/---

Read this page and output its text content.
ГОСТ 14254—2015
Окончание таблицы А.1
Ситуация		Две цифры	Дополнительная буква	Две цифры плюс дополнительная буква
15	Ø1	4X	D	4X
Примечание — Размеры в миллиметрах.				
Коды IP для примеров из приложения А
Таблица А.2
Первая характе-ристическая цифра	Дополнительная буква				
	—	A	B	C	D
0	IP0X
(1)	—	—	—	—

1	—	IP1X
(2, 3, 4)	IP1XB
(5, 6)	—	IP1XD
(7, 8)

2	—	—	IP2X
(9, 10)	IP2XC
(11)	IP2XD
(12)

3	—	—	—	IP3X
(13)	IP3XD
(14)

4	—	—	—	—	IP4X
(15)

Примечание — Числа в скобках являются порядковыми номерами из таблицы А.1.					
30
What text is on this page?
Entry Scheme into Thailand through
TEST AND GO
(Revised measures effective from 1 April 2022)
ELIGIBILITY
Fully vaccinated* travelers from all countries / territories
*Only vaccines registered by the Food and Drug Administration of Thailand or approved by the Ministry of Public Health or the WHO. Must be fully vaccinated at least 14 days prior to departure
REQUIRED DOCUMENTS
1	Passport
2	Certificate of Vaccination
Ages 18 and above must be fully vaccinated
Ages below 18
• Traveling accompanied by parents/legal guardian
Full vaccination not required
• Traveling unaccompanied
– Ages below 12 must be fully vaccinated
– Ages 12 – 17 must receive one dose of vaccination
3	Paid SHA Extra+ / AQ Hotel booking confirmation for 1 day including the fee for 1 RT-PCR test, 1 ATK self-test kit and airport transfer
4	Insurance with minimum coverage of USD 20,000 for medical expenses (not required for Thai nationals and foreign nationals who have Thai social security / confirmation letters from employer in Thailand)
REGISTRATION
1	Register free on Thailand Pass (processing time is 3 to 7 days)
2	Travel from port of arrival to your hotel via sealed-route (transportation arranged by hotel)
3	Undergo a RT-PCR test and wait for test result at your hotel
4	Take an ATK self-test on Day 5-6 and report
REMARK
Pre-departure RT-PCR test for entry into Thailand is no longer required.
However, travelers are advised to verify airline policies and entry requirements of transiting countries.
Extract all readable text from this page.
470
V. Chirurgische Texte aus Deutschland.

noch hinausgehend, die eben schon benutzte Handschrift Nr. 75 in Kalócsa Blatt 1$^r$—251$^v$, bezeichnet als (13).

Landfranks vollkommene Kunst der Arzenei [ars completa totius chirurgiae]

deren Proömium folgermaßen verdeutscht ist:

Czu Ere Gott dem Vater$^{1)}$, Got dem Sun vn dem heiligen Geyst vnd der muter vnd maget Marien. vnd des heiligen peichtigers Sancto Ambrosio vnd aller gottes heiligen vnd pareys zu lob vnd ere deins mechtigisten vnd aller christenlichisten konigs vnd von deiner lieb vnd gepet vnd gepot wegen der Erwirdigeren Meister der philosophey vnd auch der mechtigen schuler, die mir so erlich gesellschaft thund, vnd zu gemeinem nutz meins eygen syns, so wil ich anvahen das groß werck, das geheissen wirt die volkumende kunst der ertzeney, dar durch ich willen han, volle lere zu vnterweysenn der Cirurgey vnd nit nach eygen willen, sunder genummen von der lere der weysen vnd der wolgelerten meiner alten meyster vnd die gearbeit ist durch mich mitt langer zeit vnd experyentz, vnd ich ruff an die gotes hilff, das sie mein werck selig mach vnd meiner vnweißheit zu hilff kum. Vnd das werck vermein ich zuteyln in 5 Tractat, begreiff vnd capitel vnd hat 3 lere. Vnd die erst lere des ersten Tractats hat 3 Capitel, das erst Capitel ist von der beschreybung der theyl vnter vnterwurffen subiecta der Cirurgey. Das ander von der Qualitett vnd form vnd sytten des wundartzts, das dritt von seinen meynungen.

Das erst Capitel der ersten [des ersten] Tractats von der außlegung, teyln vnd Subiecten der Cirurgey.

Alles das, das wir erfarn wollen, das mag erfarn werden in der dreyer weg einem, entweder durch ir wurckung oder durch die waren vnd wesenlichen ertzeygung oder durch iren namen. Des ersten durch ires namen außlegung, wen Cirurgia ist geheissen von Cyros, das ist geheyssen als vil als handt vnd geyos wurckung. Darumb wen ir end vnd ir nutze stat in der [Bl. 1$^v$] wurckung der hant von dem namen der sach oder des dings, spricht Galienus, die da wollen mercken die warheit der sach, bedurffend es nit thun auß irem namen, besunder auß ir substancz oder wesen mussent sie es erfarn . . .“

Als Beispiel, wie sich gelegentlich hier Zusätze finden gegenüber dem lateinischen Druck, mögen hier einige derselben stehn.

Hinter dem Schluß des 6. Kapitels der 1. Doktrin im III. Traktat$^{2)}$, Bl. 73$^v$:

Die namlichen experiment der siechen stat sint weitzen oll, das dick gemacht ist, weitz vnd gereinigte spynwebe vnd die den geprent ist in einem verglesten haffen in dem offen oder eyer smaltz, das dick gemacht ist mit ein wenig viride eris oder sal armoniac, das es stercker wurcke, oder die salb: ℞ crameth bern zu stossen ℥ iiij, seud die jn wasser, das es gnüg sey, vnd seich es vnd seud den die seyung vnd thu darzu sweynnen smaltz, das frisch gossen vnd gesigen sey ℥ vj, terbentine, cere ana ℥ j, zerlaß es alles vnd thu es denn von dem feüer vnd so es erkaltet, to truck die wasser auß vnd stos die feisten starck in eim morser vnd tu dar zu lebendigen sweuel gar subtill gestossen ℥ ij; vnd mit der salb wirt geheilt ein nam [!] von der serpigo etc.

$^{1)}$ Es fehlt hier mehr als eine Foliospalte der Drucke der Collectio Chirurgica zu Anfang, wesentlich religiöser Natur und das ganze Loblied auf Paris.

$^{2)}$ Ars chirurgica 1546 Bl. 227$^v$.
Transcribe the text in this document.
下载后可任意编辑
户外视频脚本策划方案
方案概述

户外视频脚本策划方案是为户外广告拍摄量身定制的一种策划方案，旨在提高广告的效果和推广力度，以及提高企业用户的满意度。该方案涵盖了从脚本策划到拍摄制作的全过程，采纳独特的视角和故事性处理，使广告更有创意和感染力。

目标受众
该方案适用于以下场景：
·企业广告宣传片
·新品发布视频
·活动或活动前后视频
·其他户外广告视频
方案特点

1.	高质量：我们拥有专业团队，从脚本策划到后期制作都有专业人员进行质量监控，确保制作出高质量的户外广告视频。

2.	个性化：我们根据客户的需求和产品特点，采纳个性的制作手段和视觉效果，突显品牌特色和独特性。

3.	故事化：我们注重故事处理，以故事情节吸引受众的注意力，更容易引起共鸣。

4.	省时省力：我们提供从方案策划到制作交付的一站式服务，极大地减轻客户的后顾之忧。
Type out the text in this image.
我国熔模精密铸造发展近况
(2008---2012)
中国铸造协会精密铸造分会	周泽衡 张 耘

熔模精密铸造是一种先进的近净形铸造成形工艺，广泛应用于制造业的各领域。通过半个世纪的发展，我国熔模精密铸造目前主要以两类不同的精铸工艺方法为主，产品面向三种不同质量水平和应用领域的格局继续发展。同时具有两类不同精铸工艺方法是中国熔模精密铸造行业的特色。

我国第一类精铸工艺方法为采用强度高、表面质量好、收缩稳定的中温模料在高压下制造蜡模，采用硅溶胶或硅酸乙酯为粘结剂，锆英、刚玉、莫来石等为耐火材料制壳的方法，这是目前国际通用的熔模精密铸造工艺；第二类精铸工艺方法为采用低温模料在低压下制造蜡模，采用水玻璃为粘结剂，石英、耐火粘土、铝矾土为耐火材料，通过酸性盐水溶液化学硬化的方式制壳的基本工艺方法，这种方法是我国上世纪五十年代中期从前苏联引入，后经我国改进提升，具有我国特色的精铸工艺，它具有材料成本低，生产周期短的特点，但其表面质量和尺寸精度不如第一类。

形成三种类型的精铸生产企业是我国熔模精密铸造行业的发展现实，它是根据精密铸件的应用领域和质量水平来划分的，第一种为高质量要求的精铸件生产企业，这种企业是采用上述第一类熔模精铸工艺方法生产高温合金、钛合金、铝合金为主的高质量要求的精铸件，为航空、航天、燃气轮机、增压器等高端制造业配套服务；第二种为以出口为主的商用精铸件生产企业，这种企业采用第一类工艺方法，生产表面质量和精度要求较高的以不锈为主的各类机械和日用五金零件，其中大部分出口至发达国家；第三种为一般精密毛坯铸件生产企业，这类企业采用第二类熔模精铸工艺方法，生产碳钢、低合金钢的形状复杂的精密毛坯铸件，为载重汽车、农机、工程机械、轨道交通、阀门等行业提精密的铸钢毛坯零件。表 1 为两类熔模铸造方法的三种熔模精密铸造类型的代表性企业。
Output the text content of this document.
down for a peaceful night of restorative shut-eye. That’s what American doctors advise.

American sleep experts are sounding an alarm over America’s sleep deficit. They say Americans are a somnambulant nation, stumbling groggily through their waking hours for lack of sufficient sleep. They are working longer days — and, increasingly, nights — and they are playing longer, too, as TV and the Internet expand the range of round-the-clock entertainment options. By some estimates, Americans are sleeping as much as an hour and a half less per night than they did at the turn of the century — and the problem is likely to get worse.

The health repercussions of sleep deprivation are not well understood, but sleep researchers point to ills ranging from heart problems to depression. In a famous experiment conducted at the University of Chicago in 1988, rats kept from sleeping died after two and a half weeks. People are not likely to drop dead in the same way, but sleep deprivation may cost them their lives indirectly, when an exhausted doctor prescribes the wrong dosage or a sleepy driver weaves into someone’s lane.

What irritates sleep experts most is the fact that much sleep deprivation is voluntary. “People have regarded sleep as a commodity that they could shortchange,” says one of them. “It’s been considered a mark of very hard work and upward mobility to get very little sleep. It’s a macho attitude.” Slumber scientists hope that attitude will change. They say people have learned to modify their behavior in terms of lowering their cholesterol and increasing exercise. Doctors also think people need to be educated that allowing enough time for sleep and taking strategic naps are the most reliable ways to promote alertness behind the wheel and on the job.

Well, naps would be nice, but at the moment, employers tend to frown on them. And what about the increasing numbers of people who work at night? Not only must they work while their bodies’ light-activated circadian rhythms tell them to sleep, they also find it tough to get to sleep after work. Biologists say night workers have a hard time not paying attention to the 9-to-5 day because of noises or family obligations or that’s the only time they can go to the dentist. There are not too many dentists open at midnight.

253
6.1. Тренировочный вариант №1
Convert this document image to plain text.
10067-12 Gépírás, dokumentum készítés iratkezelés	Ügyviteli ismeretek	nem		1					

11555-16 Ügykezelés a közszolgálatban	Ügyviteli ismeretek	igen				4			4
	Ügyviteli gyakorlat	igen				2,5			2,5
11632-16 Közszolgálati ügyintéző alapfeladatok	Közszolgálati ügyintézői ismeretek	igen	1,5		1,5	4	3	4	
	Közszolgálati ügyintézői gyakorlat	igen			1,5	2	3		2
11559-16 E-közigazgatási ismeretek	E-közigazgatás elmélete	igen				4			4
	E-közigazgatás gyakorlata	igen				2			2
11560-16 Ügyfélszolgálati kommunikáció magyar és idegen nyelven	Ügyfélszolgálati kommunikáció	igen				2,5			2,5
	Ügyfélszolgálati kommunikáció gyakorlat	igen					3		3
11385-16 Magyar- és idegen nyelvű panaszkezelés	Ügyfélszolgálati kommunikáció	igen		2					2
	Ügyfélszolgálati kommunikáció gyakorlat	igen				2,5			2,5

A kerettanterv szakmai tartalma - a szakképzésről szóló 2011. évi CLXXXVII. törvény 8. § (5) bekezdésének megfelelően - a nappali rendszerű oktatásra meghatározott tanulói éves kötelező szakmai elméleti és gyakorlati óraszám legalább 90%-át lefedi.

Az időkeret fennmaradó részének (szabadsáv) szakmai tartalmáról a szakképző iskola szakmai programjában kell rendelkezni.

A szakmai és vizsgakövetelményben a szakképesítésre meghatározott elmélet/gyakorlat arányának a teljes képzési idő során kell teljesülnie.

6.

\---

§ **What you should do**
Find the word "szakmai" in the data and copy out each line where it turns up.

§ **Correct answer**
A kerettanterv szakmai tartalma - a szakképzésről szóló 2011. évi CLXXXVII. törvény 8. § (5) bekezdésének megfelelően - a nappali rendszerű oktatásra meghatározott tanulói éves kötelező szakmai elméleti és gyakorlati óraszám legalább 90%-át lefedi.
Az időkeret fennmaradó részének (szabadsáv) szakmai tartalmáról a szakképző iskola szakmai programjában kell rendelkezni.
A szakmai és vizsgakövetelményben a szakképesítésre meghatározott elmélet/gyakorlat arányának a teljes képzési idő során kell teljesülnie.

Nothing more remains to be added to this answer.